→ **Your objective**
Skip any picture you find and retype all the remaining lines exactly.

→ **Provided information**
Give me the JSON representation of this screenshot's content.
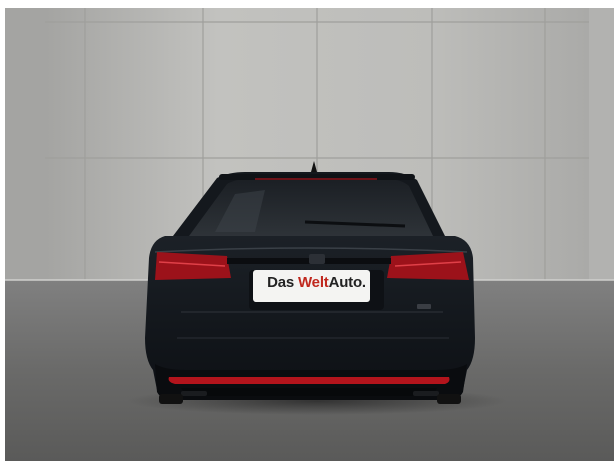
{
  "photo": {
    "subject": "car-rear-view",
    "license_plate": {
      "word_1": "Das ",
      "word_2": "Welt",
      "word_3": "Auto.",
      "accent_color": "#c0281e"
    },
    "colors": {
      "car_body": "#14181d",
      "taillight": "#b3141c",
      "wall": "#b9b9b6",
      "floor": "#6e6e6c"
    }
  }
}
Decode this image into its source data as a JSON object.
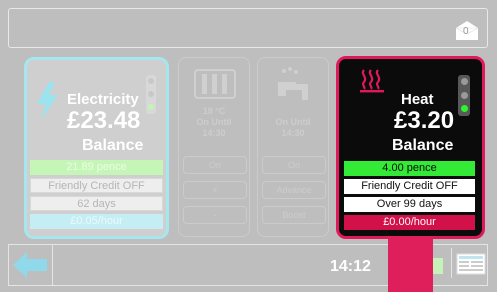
{
  "colors": {
    "electricity_border": "#a6e6ee",
    "heat_border": "#e0195a",
    "heat_background": "#0b0b0b",
    "green": "#36e83a",
    "pink": "#de1f5b",
    "red_row": "#d2104a"
  },
  "header": {
    "message_count": "0",
    "envelope_icon": "envelope-icon"
  },
  "electricity": {
    "title": "Electricity",
    "amount": "£23.48",
    "balance_label": "Balance",
    "rate": "21.89 pence",
    "credit_status": "Friendly Credit OFF",
    "days": "62 days",
    "hourly": "£0.05/hour",
    "icon": "lightning-icon"
  },
  "heating_control": {
    "temperature": "18 °C",
    "mode": "On Until",
    "time": "14:30",
    "buttons": [
      "On",
      "+",
      "-"
    ],
    "icon": "radiator-icon"
  },
  "water_control": {
    "mode": "On Until",
    "time": "14:30",
    "buttons": [
      "On",
      "Advance",
      "Boost"
    ],
    "icon": "tap-icon"
  },
  "heat": {
    "title": "Heat",
    "amount": "£3.20",
    "balance_label": "Balance",
    "rate": "4.00 pence",
    "credit_status": "Friendly Credit OFF",
    "days": "Over 99 days",
    "hourly": "£0.00/hour",
    "icon": "heat-waves-icon"
  },
  "footer": {
    "time": "14:12",
    "back_icon": "back-arrow-icon",
    "menu_icon": "menu-card-icon"
  }
}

→ **Full output**
Give me the JSON representation of this screenshot's content.
{
  "photo": {
    "subject": "car-rear-view",
    "license_plate": {
      "word_1": "Das ",
      "word_2": "Welt",
      "word_3": "Auto.",
      "accent_color": "#c0281e"
    },
    "colors": {
      "car_body": "#14181d",
      "taillight": "#b3141c",
      "wall": "#b9b9b6",
      "floor": "#6e6e6c"
    }
  }
}
Decode this image into its source data as a JSON object.
{
  "colors": {
    "electricity_border": "#a6e6ee",
    "heat_border": "#e0195a",
    "heat_background": "#0b0b0b",
    "green": "#36e83a",
    "pink": "#de1f5b",
    "red_row": "#d2104a"
  },
  "header": {
    "message_count": "0",
    "envelope_icon": "envelope-icon"
  },
  "electricity": {
    "title": "Electricity",
    "amount": "£23.48",
    "balance_label": "Balance",
    "rate": "21.89 pence",
    "credit_status": "Friendly Credit OFF",
    "days": "62 days",
    "hourly": "£0.05/hour",
    "icon": "lightning-icon"
  },
  "heating_control": {
    "temperature": "18 °C",
    "mode": "On Until",
    "time": "14:30",
    "buttons": [
      "On",
      "+",
      "-"
    ],
    "icon": "radiator-icon"
  },
  "water_control": {
    "mode": "On Until",
    "time": "14:30",
    "buttons": [
      "On",
      "Advance",
      "Boost"
    ],
    "icon": "tap-icon"
  },
  "heat": {
    "title": "Heat",
    "amount": "£3.20",
    "balance_label": "Balance",
    "rate": "4.00 pence",
    "credit_status": "Friendly Credit OFF",
    "days": "Over 99 days",
    "hourly": "£0.00/hour",
    "icon": "heat-waves-icon"
  },
  "footer": {
    "time": "14:12",
    "back_icon": "back-arrow-icon",
    "menu_icon": "menu-card-icon"
  }
}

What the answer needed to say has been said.